━━ The input

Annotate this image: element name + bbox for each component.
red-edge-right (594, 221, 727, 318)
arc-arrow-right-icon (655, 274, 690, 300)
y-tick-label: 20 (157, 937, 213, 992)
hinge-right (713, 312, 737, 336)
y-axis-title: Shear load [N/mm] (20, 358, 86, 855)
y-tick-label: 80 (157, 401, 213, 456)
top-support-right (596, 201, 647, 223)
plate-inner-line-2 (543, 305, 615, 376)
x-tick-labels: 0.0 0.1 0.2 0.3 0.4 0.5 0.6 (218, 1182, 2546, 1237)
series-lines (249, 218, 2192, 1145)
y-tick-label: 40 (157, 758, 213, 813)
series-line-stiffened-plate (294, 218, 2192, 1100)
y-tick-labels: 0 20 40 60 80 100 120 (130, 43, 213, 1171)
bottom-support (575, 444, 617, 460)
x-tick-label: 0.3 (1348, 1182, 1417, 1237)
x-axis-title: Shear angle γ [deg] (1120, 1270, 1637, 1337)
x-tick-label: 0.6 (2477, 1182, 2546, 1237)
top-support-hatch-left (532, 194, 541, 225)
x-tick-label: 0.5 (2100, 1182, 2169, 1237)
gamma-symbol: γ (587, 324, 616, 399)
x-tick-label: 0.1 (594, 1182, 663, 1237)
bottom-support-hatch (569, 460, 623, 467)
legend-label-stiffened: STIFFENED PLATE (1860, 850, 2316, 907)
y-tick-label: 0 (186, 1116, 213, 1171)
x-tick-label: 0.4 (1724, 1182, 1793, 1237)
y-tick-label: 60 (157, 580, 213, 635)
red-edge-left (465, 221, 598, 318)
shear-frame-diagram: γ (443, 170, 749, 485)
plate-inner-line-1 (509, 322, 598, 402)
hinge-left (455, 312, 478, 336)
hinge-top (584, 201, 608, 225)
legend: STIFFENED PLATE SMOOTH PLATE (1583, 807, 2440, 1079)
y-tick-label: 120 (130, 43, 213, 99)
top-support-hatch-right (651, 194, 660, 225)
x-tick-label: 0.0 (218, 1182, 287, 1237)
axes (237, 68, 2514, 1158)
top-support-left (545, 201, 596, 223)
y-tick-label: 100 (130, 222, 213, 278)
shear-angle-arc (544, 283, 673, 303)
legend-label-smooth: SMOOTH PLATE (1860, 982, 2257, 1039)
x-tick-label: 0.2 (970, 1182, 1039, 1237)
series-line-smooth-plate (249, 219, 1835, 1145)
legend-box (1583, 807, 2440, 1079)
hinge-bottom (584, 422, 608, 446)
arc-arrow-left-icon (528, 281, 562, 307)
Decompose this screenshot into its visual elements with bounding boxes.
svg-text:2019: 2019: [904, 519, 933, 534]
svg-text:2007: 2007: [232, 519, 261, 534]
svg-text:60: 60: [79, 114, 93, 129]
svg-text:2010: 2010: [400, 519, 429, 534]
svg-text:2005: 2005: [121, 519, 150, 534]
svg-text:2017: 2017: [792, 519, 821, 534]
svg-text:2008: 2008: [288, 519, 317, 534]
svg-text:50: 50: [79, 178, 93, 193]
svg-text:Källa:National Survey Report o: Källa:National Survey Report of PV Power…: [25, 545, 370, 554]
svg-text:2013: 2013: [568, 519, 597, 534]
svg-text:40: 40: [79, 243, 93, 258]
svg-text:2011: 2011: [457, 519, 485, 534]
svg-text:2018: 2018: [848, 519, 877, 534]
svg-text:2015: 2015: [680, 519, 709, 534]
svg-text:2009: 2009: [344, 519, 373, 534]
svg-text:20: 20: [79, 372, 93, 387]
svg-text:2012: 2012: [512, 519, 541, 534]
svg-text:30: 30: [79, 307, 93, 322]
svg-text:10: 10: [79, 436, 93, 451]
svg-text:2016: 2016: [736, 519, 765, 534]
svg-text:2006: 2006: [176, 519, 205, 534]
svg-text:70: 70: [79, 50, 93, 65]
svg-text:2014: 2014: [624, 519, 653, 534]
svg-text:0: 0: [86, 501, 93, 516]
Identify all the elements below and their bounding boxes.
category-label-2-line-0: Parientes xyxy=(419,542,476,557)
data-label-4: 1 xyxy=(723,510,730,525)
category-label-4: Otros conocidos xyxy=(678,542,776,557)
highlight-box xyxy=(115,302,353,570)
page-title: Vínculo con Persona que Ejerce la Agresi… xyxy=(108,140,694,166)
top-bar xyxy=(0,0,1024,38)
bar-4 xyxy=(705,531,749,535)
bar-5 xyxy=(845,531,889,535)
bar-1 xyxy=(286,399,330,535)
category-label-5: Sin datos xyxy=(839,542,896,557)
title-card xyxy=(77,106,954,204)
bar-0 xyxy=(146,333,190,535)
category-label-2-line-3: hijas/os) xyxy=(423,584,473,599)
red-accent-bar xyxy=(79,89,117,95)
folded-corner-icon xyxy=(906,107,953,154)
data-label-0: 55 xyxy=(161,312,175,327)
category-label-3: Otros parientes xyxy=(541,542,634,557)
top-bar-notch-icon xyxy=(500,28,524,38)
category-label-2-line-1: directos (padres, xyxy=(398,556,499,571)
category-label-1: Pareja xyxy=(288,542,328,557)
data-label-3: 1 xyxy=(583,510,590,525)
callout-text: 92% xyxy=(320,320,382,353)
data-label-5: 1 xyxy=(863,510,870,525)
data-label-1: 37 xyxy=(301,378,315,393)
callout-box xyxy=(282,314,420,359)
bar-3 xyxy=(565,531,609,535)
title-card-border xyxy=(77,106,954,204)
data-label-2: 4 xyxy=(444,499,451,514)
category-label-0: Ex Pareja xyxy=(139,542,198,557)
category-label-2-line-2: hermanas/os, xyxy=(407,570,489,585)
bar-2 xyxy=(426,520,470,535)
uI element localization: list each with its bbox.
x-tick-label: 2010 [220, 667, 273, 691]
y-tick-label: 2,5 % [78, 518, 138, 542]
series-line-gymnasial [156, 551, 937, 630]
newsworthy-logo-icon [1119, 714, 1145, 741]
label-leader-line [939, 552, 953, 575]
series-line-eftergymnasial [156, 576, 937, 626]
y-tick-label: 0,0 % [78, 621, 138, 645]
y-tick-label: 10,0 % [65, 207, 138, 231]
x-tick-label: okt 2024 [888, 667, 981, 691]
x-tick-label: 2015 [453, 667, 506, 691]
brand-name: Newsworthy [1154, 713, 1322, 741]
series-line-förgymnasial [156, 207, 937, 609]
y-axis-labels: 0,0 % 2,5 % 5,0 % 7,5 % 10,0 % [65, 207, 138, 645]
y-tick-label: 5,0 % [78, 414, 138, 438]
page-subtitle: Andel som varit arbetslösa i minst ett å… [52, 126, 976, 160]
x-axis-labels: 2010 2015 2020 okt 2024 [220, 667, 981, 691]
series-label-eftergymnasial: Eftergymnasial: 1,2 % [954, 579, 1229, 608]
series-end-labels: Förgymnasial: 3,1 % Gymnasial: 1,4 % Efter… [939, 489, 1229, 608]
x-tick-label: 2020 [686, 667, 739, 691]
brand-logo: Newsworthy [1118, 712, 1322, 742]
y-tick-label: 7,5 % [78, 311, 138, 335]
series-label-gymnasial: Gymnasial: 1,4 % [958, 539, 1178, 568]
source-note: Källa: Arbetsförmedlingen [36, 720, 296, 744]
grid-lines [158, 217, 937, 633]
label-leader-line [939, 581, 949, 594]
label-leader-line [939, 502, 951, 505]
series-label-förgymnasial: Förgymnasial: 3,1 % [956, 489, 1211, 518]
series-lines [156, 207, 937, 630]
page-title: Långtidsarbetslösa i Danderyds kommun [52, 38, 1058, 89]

━━━━

— Stated problem —
Rewrite all the entries above, substituting "plot-lines" for each occurrence of "series-lines" and leaving everything else unchanged.

— Written answer —
Annotate this image: element name + bbox for each component.
red-edge-right (594, 221, 727, 318)
arc-arrow-right-icon (655, 274, 690, 300)
y-tick-label: 20 (157, 937, 213, 992)
hinge-right (713, 312, 737, 336)
y-axis-title: Shear load [N/mm] (20, 358, 86, 855)
y-tick-label: 80 (157, 401, 213, 456)
top-support-right (596, 201, 647, 223)
plate-inner-line-2 (543, 305, 615, 376)
x-tick-labels: 0.0 0.1 0.2 0.3 0.4 0.5 0.6 (218, 1182, 2546, 1237)
plot-lines (249, 218, 2192, 1145)
y-tick-label: 40 (157, 758, 213, 813)
series-line-stiffened-plate (294, 218, 2192, 1100)
y-tick-labels: 0 20 40 60 80 100 120 (130, 43, 213, 1171)
bottom-support (575, 444, 617, 460)
x-tick-label: 0.3 (1348, 1182, 1417, 1237)
x-axis-title: Shear angle γ [deg] (1120, 1270, 1637, 1337)
x-tick-label: 0.6 (2477, 1182, 2546, 1237)
top-support-hatch-left (532, 194, 541, 225)
x-tick-label: 0.5 (2100, 1182, 2169, 1237)
gamma-symbol: γ (587, 324, 616, 399)
x-tick-label: 0.1 (594, 1182, 663, 1237)
bottom-support-hatch (569, 460, 623, 467)
legend-label-stiffened: STIFFENED PLATE (1860, 850, 2316, 907)
y-tick-label: 0 (186, 1116, 213, 1171)
x-tick-label: 0.4 (1724, 1182, 1793, 1237)
y-tick-label: 60 (157, 580, 213, 635)
red-edge-left (465, 221, 598, 318)
shear-frame-diagram: γ (443, 170, 749, 485)
plate-inner-line-1 (509, 322, 598, 402)
hinge-left (455, 312, 478, 336)
hinge-top (584, 201, 608, 225)
legend: STIFFENED PLATE SMOOTH PLATE (1583, 807, 2440, 1079)
y-tick-label: 120 (130, 43, 213, 99)
top-support-hatch-right (651, 194, 660, 225)
x-tick-label: 0.0 (218, 1182, 287, 1237)
axes (237, 68, 2514, 1158)
top-support-left (545, 201, 596, 223)
y-tick-label: 100 (130, 222, 213, 278)
shear-angle-arc (544, 283, 673, 303)
legend-label-smooth: SMOOTH PLATE (1860, 982, 2257, 1039)
x-tick-label: 0.2 (970, 1182, 1039, 1237)
series-line-smooth-plate (249, 219, 1835, 1145)
legend-box (1583, 807, 2440, 1079)
hinge-bottom (584, 422, 608, 446)
arc-arrow-left-icon (528, 281, 562, 307)
Decompose this screenshot into its visual elements with bounding boxes.
svg-text:2019: 2019: [904, 519, 933, 534]
svg-text:2007: 2007: [232, 519, 261, 534]
svg-text:60: 60: [79, 114, 93, 129]
svg-text:2010: 2010: [400, 519, 429, 534]
svg-text:2005: 2005: [121, 519, 150, 534]
svg-text:2017: 2017: [792, 519, 821, 534]
svg-text:2008: 2008: [288, 519, 317, 534]
svg-text:50: 50: [79, 178, 93, 193]
svg-text:Källa:National Survey Report o: Källa:National Survey Report of PV Power…: [25, 545, 370, 554]
svg-text:2013: 2013: [568, 519, 597, 534]
svg-text:40: 40: [79, 243, 93, 258]
svg-text:2011: 2011: [457, 519, 485, 534]
svg-text:2018: 2018: [848, 519, 877, 534]
svg-text:2015: 2015: [680, 519, 709, 534]
svg-text:2009: 2009: [344, 519, 373, 534]
svg-text:20: 20: [79, 372, 93, 387]
svg-text:2012: 2012: [512, 519, 541, 534]
svg-text:30: 30: [79, 307, 93, 322]
svg-text:10: 10: [79, 436, 93, 451]
svg-text:2016: 2016: [736, 519, 765, 534]
svg-text:2006: 2006: [176, 519, 205, 534]
svg-text:70: 70: [79, 50, 93, 65]
svg-text:2014: 2014: [624, 519, 653, 534]
svg-text:0: 0: [86, 501, 93, 516]
Identify all the elements below and their bounding boxes.
category-label-2-line-0: Parientes xyxy=(419,542,476,557)
data-label-4: 1 xyxy=(723,510,730,525)
category-label-4: Otros conocidos xyxy=(678,542,776,557)
highlight-box xyxy=(115,302,353,570)
page-title: Vínculo con Persona que Ejerce la Agresi… xyxy=(108,140,694,166)
top-bar xyxy=(0,0,1024,38)
bar-4 xyxy=(705,531,749,535)
bar-5 xyxy=(845,531,889,535)
bar-1 xyxy=(286,399,330,535)
category-label-5: Sin datos xyxy=(839,542,896,557)
title-card xyxy=(77,106,954,204)
bar-0 xyxy=(146,333,190,535)
category-label-2-line-3: hijas/os) xyxy=(423,584,473,599)
red-accent-bar xyxy=(79,89,117,95)
folded-corner-icon xyxy=(906,107,953,154)
data-label-0: 55 xyxy=(161,312,175,327)
category-label-3: Otros parientes xyxy=(541,542,634,557)
top-bar-notch-icon xyxy=(500,28,524,38)
category-label-2-line-1: directos (padres, xyxy=(398,556,499,571)
category-label-1: Pareja xyxy=(288,542,328,557)
data-label-3: 1 xyxy=(583,510,590,525)
callout-text: 92% xyxy=(320,320,382,353)
data-label-5: 1 xyxy=(863,510,870,525)
data-label-1: 37 xyxy=(301,378,315,393)
callout-box xyxy=(282,314,420,359)
bar-3 xyxy=(565,531,609,535)
title-card-border xyxy=(77,106,954,204)
data-label-2: 4 xyxy=(444,499,451,514)
category-label-0: Ex Pareja xyxy=(139,542,198,557)
category-label-2-line-2: hermanas/os, xyxy=(407,570,489,585)
bar-2 xyxy=(426,520,470,535)
uI element localization: list each with its bbox.
x-tick-label: 2010 [220, 667, 273, 691]
y-tick-label: 2,5 % [78, 518, 138, 542]
series-line-gymnasial [156, 551, 937, 630]
newsworthy-logo-icon [1119, 714, 1145, 741]
label-leader-line [939, 552, 953, 575]
series-line-eftergymnasial [156, 576, 937, 626]
y-tick-label: 0,0 % [78, 621, 138, 645]
y-tick-label: 10,0 % [65, 207, 138, 231]
x-tick-label: okt 2024 [888, 667, 981, 691]
x-tick-label: 2015 [453, 667, 506, 691]
brand-name: Newsworthy [1154, 713, 1322, 741]
series-line-förgymnasial [156, 207, 937, 609]
y-axis-labels: 0,0 % 2,5 % 5,0 % 7,5 % 10,0 % [65, 207, 138, 645]
y-tick-label: 5,0 % [78, 414, 138, 438]
page-subtitle: Andel som varit arbetslösa i minst ett å… [52, 126, 976, 160]
x-axis-labels: 2010 2015 2020 okt 2024 [220, 667, 981, 691]
series-label-eftergymnasial: Eftergymnasial: 1,2 % [954, 579, 1229, 608]
series-end-labels: Förgymnasial: 3,1 % Gymnasial: 1,4 % Efter… [939, 489, 1229, 608]
x-tick-label: 2020 [686, 667, 739, 691]
brand-logo: Newsworthy [1118, 712, 1322, 742]
y-tick-label: 7,5 % [78, 311, 138, 335]
series-label-gymnasial: Gymnasial: 1,4 % [958, 539, 1178, 568]
source-note: Källa: Arbetsförmedlingen [36, 720, 296, 744]
grid-lines [158, 217, 937, 633]
label-leader-line [939, 581, 949, 594]
label-leader-line [939, 502, 951, 505]
series-label-förgymnasial: Förgymnasial: 3,1 % [956, 489, 1211, 518]
plot-lines [156, 207, 937, 630]
page-title: Långtidsarbetslösa i Danderyds kommun [52, 38, 1058, 89]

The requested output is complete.